*WHAT YOU NEED TO DO*: Hunt for the word "name" across the entries below, copying each line that holds it.

=-=-=

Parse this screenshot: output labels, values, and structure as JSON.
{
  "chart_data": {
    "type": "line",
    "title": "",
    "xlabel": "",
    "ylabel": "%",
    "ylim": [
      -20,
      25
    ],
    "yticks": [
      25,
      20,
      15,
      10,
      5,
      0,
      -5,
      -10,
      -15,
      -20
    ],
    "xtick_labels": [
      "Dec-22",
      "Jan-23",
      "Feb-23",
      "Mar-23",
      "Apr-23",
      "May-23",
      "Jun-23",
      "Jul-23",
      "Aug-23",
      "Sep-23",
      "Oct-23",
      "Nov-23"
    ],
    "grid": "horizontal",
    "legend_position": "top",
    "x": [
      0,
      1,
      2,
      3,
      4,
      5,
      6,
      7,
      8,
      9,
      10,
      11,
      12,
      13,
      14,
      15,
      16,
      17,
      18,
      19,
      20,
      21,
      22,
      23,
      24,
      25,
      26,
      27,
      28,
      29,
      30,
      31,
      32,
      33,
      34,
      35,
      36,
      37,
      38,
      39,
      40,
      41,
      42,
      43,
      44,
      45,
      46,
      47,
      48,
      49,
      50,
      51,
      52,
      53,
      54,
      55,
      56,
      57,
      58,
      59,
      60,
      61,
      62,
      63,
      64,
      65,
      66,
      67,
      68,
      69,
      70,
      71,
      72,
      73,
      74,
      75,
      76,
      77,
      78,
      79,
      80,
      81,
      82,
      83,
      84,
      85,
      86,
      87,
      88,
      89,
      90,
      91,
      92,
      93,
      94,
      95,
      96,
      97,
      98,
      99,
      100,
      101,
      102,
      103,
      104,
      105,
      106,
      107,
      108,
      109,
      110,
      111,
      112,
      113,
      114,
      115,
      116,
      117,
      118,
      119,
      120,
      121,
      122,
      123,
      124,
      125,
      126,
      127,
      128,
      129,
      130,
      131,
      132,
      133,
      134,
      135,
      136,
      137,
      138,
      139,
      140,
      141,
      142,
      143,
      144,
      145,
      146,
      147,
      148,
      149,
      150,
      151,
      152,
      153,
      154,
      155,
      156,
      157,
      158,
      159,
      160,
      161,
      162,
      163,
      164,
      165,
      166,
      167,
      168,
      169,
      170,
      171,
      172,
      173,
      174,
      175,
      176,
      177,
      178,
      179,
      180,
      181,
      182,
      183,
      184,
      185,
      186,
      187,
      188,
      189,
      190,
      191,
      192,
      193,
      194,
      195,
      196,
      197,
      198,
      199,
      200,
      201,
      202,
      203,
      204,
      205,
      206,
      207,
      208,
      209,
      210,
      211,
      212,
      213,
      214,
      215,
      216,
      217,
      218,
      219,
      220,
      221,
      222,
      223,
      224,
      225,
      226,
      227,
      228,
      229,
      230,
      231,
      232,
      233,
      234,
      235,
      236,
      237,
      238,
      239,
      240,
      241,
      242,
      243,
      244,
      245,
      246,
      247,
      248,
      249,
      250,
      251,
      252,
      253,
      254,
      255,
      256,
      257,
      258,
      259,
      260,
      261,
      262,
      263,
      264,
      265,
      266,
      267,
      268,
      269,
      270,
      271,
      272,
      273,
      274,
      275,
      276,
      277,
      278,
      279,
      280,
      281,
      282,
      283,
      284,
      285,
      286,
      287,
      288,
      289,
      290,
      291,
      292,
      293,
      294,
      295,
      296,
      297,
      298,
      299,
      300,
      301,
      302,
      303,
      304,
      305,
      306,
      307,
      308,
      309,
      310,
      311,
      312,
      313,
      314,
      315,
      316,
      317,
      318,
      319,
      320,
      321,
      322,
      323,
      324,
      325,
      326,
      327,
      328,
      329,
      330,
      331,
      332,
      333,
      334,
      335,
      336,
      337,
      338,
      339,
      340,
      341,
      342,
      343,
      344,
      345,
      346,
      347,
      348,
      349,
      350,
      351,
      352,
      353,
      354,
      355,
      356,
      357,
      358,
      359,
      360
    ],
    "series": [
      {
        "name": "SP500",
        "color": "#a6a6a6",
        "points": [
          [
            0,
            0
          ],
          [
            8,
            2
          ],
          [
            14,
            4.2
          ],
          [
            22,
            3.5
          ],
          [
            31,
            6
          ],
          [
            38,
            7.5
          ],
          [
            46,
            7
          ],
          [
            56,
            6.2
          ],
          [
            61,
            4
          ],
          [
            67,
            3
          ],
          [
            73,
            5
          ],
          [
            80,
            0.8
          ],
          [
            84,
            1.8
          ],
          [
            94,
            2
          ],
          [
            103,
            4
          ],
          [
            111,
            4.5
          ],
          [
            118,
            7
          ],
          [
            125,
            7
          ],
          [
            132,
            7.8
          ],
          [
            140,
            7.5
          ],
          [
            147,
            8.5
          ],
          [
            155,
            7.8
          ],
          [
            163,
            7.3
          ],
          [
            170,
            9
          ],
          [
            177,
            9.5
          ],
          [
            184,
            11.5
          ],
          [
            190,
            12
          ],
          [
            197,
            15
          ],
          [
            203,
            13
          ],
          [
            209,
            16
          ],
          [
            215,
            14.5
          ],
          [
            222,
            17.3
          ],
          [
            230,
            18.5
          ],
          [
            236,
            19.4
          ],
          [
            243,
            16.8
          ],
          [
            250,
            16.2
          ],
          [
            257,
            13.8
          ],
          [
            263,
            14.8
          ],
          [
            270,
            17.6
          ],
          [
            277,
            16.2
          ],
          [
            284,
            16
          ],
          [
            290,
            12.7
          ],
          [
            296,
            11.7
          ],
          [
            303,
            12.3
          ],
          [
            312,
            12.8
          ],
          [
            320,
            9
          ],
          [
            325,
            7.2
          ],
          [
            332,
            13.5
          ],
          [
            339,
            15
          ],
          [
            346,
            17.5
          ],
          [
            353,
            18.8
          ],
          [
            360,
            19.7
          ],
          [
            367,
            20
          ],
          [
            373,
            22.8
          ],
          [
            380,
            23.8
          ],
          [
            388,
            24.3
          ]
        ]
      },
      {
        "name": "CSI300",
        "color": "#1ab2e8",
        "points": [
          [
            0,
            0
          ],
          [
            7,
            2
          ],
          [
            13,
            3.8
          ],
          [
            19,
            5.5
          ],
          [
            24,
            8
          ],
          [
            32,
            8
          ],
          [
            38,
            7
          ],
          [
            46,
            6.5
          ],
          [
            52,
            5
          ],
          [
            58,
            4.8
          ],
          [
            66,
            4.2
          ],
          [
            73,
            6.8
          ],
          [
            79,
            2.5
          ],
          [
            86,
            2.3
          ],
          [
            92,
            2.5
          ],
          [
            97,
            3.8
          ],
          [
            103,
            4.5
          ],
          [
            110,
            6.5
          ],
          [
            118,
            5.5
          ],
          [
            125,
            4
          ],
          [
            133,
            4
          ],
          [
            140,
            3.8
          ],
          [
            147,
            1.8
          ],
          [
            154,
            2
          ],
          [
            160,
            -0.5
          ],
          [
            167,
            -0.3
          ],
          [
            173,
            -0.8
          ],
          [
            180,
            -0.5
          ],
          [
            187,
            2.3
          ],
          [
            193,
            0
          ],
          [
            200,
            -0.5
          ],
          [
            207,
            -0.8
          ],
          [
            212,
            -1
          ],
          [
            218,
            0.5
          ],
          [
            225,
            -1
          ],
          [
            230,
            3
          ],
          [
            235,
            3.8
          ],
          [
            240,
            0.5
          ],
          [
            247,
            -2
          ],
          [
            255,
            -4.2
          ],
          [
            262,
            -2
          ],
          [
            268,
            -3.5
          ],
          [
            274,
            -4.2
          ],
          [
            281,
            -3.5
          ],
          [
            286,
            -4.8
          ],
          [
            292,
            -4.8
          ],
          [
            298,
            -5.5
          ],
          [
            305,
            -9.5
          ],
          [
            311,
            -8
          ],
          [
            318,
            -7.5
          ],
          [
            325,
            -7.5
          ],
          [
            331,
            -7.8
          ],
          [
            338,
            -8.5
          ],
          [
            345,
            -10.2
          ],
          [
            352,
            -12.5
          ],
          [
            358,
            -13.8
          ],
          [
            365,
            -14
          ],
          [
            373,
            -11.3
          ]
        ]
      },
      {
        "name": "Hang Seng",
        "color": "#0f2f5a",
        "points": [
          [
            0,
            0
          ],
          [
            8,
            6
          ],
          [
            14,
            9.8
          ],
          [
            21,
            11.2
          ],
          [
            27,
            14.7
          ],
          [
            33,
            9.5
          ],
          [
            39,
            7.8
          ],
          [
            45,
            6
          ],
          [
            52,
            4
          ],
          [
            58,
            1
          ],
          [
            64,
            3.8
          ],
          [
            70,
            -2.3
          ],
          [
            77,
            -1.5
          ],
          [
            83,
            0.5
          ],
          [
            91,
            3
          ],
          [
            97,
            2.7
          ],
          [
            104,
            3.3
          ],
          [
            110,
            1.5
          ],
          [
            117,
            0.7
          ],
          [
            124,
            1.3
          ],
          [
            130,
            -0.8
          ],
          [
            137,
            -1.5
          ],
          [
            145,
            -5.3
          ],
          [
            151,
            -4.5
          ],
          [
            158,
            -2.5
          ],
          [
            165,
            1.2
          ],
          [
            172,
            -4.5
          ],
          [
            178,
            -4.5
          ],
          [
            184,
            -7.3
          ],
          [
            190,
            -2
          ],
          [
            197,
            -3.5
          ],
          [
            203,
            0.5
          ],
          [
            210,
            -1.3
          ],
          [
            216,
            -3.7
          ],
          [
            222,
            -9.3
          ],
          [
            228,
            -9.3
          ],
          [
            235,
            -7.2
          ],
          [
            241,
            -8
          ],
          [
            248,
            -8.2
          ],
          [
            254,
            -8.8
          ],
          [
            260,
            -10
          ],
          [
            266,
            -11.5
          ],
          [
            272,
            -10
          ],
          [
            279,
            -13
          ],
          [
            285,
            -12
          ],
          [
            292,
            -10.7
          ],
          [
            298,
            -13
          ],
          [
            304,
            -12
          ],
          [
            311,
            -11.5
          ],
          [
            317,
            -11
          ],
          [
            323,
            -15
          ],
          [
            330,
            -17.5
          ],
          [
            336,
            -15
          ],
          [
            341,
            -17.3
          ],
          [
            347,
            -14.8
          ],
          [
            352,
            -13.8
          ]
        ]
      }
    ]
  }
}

=-=-=

*SOLVED PROBLEM*:
        "name": "SP500",
        "name": "CSI300",
        "name": "Hang Seng",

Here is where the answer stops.